TASK STATEMENT: Search the entries for the word "Oranmore" and pull out each line that has it.

Dataset entries
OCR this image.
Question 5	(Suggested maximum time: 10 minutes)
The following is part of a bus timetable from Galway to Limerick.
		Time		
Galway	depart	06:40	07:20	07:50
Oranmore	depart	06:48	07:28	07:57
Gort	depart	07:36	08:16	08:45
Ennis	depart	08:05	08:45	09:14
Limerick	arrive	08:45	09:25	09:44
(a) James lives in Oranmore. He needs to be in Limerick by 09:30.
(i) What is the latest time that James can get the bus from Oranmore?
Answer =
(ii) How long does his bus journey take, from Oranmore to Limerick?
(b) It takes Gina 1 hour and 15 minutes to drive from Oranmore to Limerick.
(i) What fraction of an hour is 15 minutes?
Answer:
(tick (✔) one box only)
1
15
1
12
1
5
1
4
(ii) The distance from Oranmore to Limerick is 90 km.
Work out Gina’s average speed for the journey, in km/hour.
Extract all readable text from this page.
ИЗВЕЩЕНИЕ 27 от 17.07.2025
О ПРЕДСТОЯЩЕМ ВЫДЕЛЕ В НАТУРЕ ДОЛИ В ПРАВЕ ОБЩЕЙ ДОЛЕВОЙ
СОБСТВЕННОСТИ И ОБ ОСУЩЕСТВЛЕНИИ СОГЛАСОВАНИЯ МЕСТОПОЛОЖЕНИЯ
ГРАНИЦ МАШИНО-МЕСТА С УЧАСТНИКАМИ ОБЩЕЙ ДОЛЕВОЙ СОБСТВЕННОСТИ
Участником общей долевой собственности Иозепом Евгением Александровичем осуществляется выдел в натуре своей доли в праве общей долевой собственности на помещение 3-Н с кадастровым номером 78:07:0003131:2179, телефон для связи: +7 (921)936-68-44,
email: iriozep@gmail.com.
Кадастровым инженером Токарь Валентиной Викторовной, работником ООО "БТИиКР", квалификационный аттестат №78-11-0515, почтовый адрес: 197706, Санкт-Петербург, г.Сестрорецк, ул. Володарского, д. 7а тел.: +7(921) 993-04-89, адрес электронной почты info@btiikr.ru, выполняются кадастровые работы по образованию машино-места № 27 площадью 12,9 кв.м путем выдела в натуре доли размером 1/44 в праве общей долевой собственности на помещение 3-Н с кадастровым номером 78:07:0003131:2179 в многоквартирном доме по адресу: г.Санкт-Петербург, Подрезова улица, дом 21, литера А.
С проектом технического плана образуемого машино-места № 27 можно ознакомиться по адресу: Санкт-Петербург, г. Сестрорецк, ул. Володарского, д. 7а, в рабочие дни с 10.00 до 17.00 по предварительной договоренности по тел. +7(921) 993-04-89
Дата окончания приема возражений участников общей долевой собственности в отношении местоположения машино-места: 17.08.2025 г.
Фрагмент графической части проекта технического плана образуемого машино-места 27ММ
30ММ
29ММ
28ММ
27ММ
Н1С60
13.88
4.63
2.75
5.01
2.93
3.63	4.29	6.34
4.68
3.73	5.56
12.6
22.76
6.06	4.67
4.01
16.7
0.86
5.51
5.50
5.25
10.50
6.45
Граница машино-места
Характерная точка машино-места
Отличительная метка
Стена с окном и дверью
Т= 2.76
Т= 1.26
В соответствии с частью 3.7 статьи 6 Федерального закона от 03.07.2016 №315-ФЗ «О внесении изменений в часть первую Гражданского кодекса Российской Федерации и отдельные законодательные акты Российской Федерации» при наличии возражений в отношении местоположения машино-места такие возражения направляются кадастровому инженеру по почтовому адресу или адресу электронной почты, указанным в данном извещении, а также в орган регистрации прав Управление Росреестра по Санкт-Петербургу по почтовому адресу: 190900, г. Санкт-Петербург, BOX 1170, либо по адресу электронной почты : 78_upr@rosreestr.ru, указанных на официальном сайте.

SOLVED EXERCISE:
Oranmore	depart	06:48	07:28	07:57
(a) James lives in Oranmore. He needs to be in Limerick by 09:30.
(i) What is the latest time that James can get the bus from Oranmore?
(ii) How long does his bus journey take, from Oranmore to Limerick?
(b) It takes Gina 1 hour and 15 minutes to drive from Oranmore to Limerick.
(ii) The distance from Oranmore to Limerick is 90 km.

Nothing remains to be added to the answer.